→ **Data rows**
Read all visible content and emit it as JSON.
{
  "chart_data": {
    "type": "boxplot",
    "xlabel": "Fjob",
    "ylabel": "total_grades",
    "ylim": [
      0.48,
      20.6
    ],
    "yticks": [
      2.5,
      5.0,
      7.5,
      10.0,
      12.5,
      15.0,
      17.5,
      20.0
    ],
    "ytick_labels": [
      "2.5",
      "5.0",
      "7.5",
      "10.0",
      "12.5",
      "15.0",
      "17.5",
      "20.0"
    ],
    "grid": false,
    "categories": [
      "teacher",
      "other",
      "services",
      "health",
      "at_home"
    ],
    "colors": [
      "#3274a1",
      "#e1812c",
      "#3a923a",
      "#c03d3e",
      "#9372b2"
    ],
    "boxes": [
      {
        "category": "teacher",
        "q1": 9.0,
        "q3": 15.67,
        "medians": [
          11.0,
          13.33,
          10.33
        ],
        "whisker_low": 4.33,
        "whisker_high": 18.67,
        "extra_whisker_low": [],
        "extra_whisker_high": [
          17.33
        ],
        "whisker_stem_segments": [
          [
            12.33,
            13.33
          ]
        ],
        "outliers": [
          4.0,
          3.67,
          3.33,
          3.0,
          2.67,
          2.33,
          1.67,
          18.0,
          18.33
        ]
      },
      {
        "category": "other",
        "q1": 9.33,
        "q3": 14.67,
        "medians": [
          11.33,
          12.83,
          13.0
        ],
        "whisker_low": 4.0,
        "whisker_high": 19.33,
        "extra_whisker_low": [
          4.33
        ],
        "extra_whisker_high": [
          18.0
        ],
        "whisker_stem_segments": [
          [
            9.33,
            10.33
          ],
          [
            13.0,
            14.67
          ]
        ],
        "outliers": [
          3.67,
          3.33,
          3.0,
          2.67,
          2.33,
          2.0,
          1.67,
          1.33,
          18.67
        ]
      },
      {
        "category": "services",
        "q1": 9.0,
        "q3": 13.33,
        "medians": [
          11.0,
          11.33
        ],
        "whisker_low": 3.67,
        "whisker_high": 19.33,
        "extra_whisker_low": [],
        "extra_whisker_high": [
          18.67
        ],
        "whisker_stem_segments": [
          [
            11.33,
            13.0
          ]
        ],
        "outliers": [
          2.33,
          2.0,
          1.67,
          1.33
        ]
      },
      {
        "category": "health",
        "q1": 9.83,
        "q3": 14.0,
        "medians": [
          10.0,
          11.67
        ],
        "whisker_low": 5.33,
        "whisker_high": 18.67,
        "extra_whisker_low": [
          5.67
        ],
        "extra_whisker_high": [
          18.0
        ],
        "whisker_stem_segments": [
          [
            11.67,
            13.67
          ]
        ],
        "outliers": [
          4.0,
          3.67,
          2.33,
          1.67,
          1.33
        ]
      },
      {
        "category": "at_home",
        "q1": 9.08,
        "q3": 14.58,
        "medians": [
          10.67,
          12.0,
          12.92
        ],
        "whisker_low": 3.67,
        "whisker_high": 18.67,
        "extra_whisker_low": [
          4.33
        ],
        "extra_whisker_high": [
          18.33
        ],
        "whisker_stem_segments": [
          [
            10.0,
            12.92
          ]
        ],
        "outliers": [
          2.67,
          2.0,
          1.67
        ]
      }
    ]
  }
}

→ **Exercise instructions**
Write out every line of the material again, exactly as it reads.

→ **Solution for this exercise**
Read all visible content and emit it as JSON.
{
  "chart_data": {
    "type": "boxplot",
    "xlabel": "Fjob",
    "ylabel": "total_grades",
    "ylim": [
      0.48,
      20.6
    ],
    "yticks": [
      2.5,
      5.0,
      7.5,
      10.0,
      12.5,
      15.0,
      17.5,
      20.0
    ],
    "ytick_labels": [
      "2.5",
      "5.0",
      "7.5",
      "10.0",
      "12.5",
      "15.0",
      "17.5",
      "20.0"
    ],
    "grid": false,
    "categories": [
      "teacher",
      "other",
      "services",
      "health",
      "at_home"
    ],
    "colors": [
      "#3274a1",
      "#e1812c",
      "#3a923a",
      "#c03d3e",
      "#9372b2"
    ],
    "boxes": [
      {
        "category": "teacher",
        "q1": 9.0,
        "q3": 15.67,
        "medians": [
          11.0,
          13.33,
          10.33
        ],
        "whisker_low": 4.33,
        "whisker_high": 18.67,
        "extra_whisker_low": [],
        "extra_whisker_high": [
          17.33
        ],
        "whisker_stem_segments": [
          [
            12.33,
            13.33
          ]
        ],
        "outliers": [
          4.0,
          3.67,
          3.33,
          3.0,
          2.67,
          2.33,
          1.67,
          18.0,
          18.33
        ]
      },
      {
        "category": "other",
        "q1": 9.33,
        "q3": 14.67,
        "medians": [
          11.33,
          12.83,
          13.0
        ],
        "whisker_low": 4.0,
        "whisker_high": 19.33,
        "extra_whisker_low": [
          4.33
        ],
        "extra_whisker_high": [
          18.0
        ],
        "whisker_stem_segments": [
          [
            9.33,
            10.33
          ],
          [
            13.0,
            14.67
          ]
        ],
        "outliers": [
          3.67,
          3.33,
          3.0,
          2.67,
          2.33,
          2.0,
          1.67,
          1.33,
          18.67
        ]
      },
      {
        "category": "services",
        "q1": 9.0,
        "q3": 13.33,
        "medians": [
          11.0,
          11.33
        ],
        "whisker_low": 3.67,
        "whisker_high": 19.33,
        "extra_whisker_low": [],
        "extra_whisker_high": [
          18.67
        ],
        "whisker_stem_segments": [
          [
            11.33,
            13.0
          ]
        ],
        "outliers": [
          2.33,
          2.0,
          1.67,
          1.33
        ]
      },
      {
        "category": "health",
        "q1": 9.83,
        "q3": 14.0,
        "medians": [
          10.0,
          11.67
        ],
        "whisker_low": 5.33,
        "whisker_high": 18.67,
        "extra_whisker_low": [
          5.67
        ],
        "extra_whisker_high": [
          18.0
        ],
        "whisker_stem_segments": [
          [
            11.67,
            13.67
          ]
        ],
        "outliers": [
          4.0,
          3.67,
          2.33,
          1.67,
          1.33
        ]
      },
      {
        "category": "at_home",
        "q1": 9.08,
        "q3": 14.58,
        "medians": [
          10.67,
          12.0,
          12.92
        ],
        "whisker_low": 3.67,
        "whisker_high": 18.67,
        "extra_whisker_low": [
          4.33
        ],
        "extra_whisker_high": [
          18.33
        ],
        "whisker_stem_segments": [
          [
            10.0,
            12.92
          ]
        ],
        "outliers": [
          2.67,
          2.0,
          1.67
        ]
      }
    ]
  }
}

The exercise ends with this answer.